[Begin]
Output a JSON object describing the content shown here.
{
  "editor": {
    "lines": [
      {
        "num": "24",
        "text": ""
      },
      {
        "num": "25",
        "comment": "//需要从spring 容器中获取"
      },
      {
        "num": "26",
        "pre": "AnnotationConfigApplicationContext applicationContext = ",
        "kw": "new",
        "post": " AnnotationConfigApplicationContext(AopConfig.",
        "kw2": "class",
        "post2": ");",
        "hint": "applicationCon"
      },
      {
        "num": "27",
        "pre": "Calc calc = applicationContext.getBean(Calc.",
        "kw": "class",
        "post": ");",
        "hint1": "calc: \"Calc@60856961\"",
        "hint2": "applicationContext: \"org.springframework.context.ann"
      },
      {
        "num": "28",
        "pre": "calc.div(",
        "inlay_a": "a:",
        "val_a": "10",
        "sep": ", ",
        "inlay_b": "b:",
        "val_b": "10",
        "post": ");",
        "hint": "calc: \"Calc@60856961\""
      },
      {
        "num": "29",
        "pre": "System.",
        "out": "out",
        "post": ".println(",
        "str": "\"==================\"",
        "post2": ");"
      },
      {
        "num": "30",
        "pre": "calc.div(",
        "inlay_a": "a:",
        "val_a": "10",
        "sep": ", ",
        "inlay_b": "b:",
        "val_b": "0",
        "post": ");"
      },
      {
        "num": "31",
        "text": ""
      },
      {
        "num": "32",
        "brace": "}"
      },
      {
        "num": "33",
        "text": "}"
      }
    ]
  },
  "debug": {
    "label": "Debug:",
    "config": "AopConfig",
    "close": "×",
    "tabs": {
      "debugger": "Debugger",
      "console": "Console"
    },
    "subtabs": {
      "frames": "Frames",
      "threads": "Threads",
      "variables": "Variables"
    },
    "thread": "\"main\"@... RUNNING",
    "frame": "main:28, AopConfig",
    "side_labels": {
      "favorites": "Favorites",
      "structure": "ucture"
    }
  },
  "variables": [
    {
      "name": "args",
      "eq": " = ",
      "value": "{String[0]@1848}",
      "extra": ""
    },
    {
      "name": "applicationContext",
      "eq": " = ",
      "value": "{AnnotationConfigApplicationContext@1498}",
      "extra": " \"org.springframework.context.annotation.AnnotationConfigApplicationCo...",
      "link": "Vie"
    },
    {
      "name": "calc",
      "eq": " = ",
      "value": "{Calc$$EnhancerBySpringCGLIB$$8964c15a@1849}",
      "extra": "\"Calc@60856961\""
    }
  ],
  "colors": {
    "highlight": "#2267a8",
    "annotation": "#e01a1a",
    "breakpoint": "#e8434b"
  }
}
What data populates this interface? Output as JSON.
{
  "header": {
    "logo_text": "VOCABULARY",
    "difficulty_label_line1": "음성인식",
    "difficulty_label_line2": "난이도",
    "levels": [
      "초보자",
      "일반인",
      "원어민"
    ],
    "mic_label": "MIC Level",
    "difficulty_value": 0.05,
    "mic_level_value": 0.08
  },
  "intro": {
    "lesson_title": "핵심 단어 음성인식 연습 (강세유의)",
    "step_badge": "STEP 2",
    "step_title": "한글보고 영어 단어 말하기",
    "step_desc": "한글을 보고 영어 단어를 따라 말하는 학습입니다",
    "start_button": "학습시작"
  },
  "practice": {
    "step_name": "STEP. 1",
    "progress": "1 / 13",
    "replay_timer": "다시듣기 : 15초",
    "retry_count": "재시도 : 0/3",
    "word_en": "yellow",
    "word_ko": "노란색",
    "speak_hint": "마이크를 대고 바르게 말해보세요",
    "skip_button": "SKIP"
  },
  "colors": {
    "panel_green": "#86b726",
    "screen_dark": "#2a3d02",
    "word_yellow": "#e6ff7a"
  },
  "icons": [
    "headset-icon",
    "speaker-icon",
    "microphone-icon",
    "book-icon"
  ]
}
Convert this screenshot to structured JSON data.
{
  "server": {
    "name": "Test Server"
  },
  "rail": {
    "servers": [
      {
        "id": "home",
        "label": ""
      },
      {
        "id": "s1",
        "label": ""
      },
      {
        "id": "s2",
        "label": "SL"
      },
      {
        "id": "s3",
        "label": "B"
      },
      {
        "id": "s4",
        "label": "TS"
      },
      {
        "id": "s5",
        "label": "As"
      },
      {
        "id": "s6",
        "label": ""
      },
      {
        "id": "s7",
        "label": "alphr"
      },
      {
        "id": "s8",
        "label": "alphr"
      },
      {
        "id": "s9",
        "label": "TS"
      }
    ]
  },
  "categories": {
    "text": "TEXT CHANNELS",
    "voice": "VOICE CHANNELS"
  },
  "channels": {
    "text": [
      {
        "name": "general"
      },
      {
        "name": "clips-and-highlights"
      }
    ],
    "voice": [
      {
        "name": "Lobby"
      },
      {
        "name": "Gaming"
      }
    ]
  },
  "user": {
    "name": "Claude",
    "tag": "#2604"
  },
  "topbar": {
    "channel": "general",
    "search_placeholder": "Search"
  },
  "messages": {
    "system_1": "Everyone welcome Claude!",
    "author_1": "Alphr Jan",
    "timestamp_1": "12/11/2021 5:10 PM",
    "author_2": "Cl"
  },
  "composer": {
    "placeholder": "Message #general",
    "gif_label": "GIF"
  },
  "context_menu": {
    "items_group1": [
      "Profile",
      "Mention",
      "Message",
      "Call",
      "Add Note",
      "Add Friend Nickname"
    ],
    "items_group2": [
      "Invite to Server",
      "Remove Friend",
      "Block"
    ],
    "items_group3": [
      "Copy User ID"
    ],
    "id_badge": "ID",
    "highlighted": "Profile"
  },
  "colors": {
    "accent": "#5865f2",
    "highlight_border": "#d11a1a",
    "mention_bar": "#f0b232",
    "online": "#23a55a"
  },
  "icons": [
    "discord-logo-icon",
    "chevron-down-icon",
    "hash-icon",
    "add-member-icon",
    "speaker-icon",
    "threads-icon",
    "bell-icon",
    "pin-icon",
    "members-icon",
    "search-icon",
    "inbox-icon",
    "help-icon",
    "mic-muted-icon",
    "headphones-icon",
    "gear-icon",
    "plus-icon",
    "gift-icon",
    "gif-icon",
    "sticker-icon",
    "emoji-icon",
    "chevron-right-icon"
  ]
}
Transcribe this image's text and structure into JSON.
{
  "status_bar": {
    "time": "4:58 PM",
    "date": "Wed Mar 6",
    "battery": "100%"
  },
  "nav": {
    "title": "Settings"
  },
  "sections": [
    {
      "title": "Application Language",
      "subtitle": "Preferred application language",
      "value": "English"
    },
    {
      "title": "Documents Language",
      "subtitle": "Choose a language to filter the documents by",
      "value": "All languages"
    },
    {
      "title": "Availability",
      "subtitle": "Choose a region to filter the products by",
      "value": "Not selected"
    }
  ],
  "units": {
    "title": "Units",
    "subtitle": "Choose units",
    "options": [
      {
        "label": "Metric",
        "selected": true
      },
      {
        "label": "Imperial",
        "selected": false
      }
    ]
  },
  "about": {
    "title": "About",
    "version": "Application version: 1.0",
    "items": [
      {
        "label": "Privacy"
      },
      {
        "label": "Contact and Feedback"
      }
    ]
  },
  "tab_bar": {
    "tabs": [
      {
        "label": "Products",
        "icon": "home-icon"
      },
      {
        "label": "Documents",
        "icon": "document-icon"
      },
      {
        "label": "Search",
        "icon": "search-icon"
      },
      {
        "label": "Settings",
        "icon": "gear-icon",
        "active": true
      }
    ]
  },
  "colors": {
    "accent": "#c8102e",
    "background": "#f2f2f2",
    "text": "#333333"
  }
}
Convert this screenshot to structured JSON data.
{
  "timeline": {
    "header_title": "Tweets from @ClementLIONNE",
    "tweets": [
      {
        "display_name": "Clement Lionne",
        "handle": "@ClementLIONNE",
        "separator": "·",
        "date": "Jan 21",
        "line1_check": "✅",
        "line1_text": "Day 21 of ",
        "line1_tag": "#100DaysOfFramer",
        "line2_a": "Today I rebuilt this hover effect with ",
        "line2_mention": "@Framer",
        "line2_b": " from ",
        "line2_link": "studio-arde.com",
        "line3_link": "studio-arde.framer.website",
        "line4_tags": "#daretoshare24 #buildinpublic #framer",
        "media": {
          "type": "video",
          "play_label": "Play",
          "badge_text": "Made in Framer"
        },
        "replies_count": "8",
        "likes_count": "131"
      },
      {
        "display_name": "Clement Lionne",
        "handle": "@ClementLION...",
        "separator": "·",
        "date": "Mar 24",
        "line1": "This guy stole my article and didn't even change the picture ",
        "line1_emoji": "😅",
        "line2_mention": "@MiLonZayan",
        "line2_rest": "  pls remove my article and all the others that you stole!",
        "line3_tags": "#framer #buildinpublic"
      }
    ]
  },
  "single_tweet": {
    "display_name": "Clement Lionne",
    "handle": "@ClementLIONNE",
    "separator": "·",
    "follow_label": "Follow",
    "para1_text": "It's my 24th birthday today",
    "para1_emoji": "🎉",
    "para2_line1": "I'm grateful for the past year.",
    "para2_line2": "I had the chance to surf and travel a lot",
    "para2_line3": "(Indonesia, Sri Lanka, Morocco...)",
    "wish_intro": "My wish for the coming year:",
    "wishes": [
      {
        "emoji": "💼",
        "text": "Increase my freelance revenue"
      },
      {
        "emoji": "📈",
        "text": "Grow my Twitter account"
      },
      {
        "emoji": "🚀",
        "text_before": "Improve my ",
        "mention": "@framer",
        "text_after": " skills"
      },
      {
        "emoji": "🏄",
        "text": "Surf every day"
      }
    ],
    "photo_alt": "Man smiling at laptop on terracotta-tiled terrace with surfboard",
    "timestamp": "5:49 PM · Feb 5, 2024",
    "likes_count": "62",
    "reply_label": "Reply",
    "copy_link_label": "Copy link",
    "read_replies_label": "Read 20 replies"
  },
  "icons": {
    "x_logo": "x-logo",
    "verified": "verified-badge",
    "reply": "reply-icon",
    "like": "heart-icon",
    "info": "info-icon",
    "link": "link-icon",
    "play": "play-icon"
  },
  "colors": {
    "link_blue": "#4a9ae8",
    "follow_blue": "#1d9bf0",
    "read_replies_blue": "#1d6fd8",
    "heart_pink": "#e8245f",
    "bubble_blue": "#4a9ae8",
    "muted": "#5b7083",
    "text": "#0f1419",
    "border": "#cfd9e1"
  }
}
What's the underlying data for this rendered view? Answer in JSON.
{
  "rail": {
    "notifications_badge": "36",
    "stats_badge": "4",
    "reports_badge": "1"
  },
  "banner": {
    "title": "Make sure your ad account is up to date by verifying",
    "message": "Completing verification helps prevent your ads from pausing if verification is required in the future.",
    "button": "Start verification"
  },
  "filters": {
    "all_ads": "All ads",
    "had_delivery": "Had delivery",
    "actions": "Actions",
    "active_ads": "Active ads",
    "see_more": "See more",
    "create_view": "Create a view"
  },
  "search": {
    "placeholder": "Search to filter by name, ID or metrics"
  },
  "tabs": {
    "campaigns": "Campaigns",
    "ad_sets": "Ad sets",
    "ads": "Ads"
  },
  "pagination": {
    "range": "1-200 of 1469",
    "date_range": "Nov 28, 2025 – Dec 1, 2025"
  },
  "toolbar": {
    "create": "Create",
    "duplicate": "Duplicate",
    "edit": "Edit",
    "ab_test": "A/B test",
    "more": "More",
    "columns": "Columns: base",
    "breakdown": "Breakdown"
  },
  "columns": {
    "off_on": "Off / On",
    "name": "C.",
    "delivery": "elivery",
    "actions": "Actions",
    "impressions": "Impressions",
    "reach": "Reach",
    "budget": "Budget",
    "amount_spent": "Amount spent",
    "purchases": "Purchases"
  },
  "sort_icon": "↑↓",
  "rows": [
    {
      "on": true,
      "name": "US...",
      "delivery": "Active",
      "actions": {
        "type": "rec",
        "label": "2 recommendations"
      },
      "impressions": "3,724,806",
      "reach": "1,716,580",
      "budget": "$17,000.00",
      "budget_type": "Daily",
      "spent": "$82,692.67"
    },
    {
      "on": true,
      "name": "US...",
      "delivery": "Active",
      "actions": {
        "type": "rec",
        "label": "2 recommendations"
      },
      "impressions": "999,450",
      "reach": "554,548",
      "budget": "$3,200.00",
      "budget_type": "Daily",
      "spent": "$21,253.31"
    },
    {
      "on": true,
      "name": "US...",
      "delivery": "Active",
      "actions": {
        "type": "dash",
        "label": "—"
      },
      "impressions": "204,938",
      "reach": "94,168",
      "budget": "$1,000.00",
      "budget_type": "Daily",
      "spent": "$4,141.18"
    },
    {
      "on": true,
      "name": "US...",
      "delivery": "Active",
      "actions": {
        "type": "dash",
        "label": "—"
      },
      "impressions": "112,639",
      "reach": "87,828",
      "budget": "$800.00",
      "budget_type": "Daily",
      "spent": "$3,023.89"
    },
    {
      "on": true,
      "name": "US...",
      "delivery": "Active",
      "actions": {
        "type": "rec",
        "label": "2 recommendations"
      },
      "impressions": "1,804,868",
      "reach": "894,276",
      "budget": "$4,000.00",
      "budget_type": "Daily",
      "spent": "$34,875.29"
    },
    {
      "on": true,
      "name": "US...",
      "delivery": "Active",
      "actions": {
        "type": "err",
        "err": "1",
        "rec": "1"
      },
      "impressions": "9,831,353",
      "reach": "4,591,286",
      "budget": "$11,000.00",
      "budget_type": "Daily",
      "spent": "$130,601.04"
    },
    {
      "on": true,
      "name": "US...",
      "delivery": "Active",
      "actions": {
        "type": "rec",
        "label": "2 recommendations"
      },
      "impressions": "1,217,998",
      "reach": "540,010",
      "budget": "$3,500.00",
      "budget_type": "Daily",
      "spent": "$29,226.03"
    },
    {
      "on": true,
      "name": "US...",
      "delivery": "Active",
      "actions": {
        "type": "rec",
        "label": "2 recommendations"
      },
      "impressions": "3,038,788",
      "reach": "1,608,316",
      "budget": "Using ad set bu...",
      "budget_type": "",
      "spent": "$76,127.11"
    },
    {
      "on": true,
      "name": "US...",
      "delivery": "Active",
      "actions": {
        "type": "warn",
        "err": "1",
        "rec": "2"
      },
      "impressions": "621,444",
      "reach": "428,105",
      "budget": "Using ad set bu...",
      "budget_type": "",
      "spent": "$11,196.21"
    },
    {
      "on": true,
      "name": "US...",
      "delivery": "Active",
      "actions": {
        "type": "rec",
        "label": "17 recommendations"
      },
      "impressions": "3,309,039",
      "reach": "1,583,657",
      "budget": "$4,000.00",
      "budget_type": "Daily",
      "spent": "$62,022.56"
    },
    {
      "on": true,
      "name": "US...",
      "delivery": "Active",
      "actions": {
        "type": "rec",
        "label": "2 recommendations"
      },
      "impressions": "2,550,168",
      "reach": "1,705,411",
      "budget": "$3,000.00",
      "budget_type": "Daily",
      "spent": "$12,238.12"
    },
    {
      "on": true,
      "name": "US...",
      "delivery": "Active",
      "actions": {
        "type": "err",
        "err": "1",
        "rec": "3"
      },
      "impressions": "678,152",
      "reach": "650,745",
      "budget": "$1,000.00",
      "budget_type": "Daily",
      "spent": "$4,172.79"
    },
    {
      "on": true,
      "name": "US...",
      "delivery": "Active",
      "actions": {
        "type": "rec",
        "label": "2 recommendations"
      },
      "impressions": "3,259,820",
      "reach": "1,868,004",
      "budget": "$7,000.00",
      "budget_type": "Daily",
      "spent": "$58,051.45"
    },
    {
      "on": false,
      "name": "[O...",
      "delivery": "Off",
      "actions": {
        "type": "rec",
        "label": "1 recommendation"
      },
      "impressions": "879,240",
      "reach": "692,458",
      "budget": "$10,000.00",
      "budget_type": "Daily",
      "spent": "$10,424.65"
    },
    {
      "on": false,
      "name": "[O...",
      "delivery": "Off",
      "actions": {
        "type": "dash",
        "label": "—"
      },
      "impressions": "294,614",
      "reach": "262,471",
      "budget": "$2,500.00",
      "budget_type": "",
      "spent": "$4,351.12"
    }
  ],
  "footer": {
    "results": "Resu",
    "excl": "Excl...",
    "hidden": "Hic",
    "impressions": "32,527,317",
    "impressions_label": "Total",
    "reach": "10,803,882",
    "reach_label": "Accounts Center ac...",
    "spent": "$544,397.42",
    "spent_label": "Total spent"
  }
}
[End]
State only the number of lines in these entries that contain "your".

Answer for the task:
2